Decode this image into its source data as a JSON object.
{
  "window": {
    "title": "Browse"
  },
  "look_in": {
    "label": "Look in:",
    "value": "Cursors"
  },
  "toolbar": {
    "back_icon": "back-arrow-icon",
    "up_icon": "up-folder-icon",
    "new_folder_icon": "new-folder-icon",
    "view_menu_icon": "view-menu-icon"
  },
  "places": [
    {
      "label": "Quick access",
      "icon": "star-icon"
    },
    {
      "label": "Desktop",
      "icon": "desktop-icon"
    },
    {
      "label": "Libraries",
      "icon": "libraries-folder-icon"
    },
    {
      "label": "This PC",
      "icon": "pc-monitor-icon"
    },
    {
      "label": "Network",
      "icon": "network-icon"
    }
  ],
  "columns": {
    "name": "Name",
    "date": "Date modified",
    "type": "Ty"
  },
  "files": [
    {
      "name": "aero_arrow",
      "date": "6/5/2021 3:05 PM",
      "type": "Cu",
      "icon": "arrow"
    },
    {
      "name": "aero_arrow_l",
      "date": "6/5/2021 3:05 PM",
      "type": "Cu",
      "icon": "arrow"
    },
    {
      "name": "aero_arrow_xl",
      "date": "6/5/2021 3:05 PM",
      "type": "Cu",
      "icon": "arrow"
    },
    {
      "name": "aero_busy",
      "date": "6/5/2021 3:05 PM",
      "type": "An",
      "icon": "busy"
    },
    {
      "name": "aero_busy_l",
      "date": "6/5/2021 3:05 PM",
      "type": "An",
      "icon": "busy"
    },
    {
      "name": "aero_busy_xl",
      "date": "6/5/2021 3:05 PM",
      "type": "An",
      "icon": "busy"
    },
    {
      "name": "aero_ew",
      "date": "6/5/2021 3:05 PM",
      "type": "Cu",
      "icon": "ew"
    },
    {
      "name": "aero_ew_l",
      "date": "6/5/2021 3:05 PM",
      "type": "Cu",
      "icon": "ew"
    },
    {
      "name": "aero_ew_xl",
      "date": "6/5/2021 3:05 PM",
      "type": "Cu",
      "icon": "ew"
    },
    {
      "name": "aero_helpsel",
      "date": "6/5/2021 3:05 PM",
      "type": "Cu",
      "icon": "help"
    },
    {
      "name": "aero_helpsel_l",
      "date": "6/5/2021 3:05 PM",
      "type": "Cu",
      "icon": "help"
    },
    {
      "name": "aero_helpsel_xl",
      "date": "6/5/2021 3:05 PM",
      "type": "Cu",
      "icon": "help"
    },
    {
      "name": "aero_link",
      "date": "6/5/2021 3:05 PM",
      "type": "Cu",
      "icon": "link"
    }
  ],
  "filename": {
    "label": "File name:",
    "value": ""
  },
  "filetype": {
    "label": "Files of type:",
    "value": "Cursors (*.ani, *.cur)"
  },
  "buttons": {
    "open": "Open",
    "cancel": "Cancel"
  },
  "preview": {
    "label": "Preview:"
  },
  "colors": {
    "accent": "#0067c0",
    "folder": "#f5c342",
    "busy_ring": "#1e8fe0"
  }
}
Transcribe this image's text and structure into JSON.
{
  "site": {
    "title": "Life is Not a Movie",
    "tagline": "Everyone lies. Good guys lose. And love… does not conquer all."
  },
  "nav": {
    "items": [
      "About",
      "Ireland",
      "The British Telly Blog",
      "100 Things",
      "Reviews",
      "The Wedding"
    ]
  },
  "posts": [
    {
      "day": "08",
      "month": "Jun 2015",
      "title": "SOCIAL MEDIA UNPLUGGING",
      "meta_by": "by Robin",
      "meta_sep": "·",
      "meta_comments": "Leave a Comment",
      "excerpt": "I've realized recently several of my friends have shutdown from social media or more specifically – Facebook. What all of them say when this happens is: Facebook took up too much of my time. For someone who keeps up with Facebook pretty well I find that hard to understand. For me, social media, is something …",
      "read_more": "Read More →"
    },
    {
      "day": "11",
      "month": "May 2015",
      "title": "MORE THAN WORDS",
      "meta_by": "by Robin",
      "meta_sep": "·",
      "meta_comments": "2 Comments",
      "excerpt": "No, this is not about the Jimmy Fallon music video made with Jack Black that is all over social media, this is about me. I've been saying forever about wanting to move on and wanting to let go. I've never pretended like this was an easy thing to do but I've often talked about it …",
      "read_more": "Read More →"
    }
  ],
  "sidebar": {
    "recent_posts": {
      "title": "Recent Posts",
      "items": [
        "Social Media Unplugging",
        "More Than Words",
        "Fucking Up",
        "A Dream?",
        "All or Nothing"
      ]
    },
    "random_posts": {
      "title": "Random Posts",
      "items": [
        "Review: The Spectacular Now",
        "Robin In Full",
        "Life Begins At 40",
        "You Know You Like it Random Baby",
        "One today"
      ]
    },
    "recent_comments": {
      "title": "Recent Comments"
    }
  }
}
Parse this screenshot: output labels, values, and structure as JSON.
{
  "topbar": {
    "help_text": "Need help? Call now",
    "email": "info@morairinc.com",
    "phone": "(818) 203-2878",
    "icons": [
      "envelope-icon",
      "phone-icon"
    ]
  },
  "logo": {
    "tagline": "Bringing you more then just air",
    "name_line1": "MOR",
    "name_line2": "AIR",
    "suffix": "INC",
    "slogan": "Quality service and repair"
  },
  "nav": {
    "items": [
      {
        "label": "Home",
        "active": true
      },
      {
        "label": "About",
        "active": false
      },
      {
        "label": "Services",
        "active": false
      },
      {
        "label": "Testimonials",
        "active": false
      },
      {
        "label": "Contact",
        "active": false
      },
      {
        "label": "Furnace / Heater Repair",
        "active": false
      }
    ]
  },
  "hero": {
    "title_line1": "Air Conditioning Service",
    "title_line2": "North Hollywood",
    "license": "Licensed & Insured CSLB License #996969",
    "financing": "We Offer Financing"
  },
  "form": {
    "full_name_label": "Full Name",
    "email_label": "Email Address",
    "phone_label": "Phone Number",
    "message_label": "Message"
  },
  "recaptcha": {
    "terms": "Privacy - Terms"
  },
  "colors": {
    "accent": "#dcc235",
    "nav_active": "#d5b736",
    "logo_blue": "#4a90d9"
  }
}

* [DIRECTION]
Check each line above for "into" and return the ones that have it.

* [REPLY TO THE EXERCISE]
Decode this image into its source data as a JSON object.
Transcribe this image's text and structure into JSON.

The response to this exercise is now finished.